▶ _TASK OBJECTIVE_
Omit the images, then print each record below exactly as it reads.

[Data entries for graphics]
══════
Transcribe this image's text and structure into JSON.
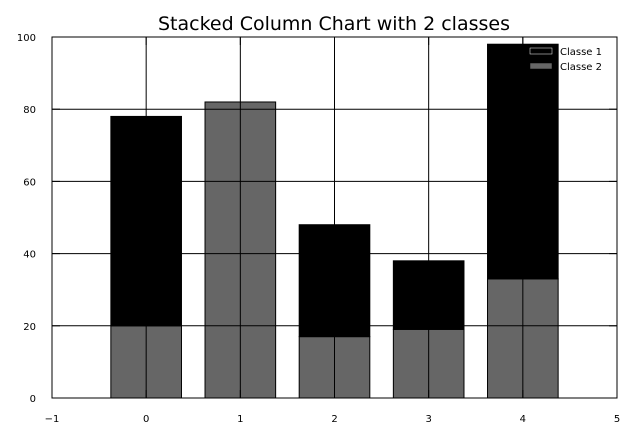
{
  "chart_data": {
    "type": "bar",
    "stacked": true,
    "title": "Stacked Column Chart with 2 classes",
    "xlabel": "",
    "ylabel": "",
    "categories": [
      0,
      1,
      2,
      3,
      4
    ],
    "series": [
      {
        "name": "Classe 1",
        "values": [
          58,
          0,
          31,
          19,
          65
        ],
        "color": "#000000"
      },
      {
        "name": "Classe 2",
        "values": [
          20,
          82,
          17,
          19,
          33
        ],
        "color": "#666666"
      }
    ],
    "stack_order": [
      "Classe 2",
      "Classe 1"
    ],
    "xlim": [
      -1,
      5
    ],
    "ylim": [
      0,
      100
    ],
    "xticks": [
      -1,
      0,
      1,
      2,
      3,
      4,
      5
    ],
    "yticks": [
      0,
      20,
      40,
      60,
      80,
      100
    ],
    "grid": true,
    "legend_position": "top-right"
  }
}
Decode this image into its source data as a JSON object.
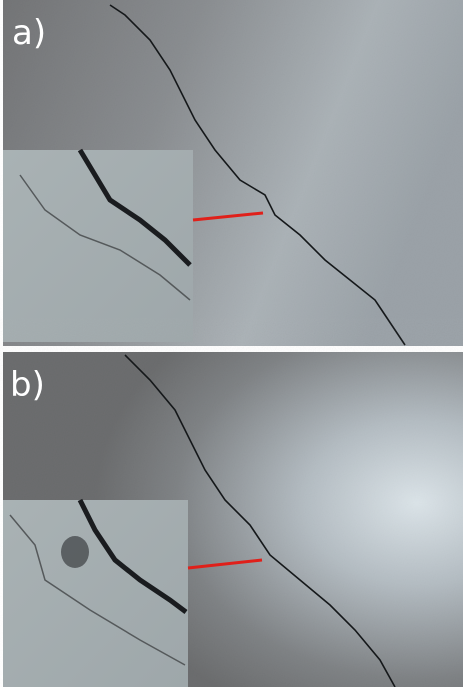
══════
▶ _COMPLETE ANSWER_
Transcribe this image's text and structure into JSON.
{
  "chart_data": {
    "type": "bar",
    "stacked": true,
    "title": "Stacked Column Chart with 2 classes",
    "xlabel": "",
    "ylabel": "",
    "categories": [
      0,
      1,
      2,
      3,
      4
    ],
    "series": [
      {
        "name": "Classe 1",
        "values": [
          58,
          0,
          31,
          19,
          65
        ],
        "color": "#000000"
      },
      {
        "name": "Classe 2",
        "values": [
          20,
          82,
          17,
          19,
          33
        ],
        "color": "#666666"
      }
    ],
    "stack_order": [
      "Classe 2",
      "Classe 1"
    ],
    "xlim": [
      -1,
      5
    ],
    "ylim": [
      0,
      100
    ],
    "xticks": [
      -1,
      0,
      1,
      2,
      3,
      4,
      5
    ],
    "yticks": [
      0,
      20,
      40,
      60,
      80,
      100
    ],
    "grid": true,
    "legend_position": "top-right"
  }
}
Decode this image into its source data as a JSON object.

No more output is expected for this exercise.